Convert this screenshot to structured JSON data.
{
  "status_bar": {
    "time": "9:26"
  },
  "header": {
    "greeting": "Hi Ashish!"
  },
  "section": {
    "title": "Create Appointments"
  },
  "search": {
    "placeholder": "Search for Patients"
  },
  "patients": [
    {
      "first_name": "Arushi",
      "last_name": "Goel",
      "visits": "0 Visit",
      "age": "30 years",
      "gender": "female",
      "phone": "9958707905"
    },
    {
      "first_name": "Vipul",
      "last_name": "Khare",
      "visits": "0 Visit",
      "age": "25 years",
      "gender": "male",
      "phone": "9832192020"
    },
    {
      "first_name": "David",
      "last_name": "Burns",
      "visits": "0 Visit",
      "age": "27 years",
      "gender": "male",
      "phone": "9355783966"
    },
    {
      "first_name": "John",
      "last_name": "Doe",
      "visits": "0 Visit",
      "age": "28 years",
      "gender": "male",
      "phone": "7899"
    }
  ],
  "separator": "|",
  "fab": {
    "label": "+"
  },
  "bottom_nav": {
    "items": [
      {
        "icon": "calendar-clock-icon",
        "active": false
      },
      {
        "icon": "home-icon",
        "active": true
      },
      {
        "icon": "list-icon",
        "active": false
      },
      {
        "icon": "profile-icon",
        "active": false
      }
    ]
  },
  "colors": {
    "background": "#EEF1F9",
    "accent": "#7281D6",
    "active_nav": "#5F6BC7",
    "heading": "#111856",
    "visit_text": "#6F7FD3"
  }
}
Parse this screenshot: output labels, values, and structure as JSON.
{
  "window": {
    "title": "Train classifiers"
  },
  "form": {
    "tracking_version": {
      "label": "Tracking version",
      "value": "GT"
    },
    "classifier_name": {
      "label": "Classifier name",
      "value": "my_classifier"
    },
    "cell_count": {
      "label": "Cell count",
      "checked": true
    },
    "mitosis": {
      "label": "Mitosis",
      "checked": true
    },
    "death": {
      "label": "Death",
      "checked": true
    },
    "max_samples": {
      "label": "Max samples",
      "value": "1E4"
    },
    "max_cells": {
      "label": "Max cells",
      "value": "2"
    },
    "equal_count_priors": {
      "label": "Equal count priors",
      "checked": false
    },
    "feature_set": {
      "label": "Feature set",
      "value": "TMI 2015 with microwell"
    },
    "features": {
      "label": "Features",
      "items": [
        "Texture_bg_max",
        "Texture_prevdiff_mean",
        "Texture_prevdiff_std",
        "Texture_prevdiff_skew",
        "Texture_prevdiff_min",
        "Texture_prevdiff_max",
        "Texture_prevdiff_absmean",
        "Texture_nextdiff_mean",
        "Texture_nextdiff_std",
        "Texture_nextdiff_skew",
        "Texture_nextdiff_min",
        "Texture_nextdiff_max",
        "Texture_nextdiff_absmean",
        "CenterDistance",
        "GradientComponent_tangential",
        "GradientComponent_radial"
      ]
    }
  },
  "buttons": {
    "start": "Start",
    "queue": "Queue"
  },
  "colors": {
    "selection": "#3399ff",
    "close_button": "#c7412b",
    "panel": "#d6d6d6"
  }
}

| WHAT TO DO |
Pull every line with the word "JSON" from the data.

| ANSWER FOR THE TASK |
Convert this screenshot to structured JSON data.
Parse this screenshot: output labels, values, and structure as JSON.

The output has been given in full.